Your task:
Reproduce the lines of the material exactly, excluding every image.

Records from a collection of figures:
=====

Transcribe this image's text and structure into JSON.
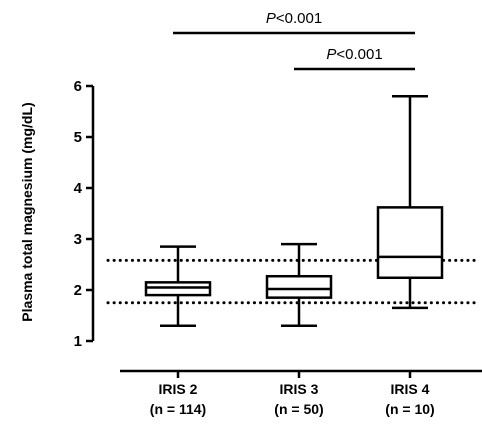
{
  "chart_data": {
    "type": "box",
    "ylabel": "Plasma total magnesium (mg/dL)",
    "ylim": [
      1,
      6
    ],
    "yticks": [
      1,
      2,
      3,
      4,
      5,
      6
    ],
    "categories": [
      {
        "line1": "IRIS 2",
        "line2": "(n = 114)"
      },
      {
        "line1": "IRIS 3",
        "line2": "(n = 50)"
      },
      {
        "line1": "IRIS 4",
        "line2": "(n = 10)"
      }
    ],
    "boxes": [
      {
        "min": 1.3,
        "q1": 1.9,
        "median": 2.05,
        "q3": 2.15,
        "max": 2.85
      },
      {
        "min": 1.3,
        "q1": 1.85,
        "median": 2.02,
        "q3": 2.27,
        "max": 2.9
      },
      {
        "min": 1.65,
        "q1": 2.24,
        "median": 2.65,
        "q3": 3.62,
        "max": 5.8
      }
    ],
    "reference_lines": [
      1.75,
      2.58
    ],
    "significance": [
      {
        "from": 0,
        "to": 2,
        "p_label": "P",
        "p_text": "<0.001"
      },
      {
        "from": 1,
        "to": 2,
        "p_label": "P",
        "p_text": "<0.001"
      }
    ]
  }
}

=====

Response below:
Transcribe this image's text and structure into JSON.
{
  "chart_data": {
    "type": "box",
    "ylabel": "Plasma total magnesium (mg/dL)",
    "ylim": [
      1,
      6
    ],
    "yticks": [
      1,
      2,
      3,
      4,
      5,
      6
    ],
    "categories": [
      {
        "line1": "IRIS 2",
        "line2": "(n = 114)"
      },
      {
        "line1": "IRIS 3",
        "line2": "(n = 50)"
      },
      {
        "line1": "IRIS 4",
        "line2": "(n = 10)"
      }
    ],
    "boxes": [
      {
        "min": 1.3,
        "q1": 1.9,
        "median": 2.05,
        "q3": 2.15,
        "max": 2.85
      },
      {
        "min": 1.3,
        "q1": 1.85,
        "median": 2.02,
        "q3": 2.27,
        "max": 2.9
      },
      {
        "min": 1.65,
        "q1": 2.24,
        "median": 2.65,
        "q3": 3.62,
        "max": 5.8
      }
    ],
    "reference_lines": [
      1.75,
      2.58
    ],
    "significance": [
      {
        "from": 0,
        "to": 2,
        "p_label": "P",
        "p_text": "<0.001"
      },
      {
        "from": 1,
        "to": 2,
        "p_label": "P",
        "p_text": "<0.001"
      }
    ]
  }
}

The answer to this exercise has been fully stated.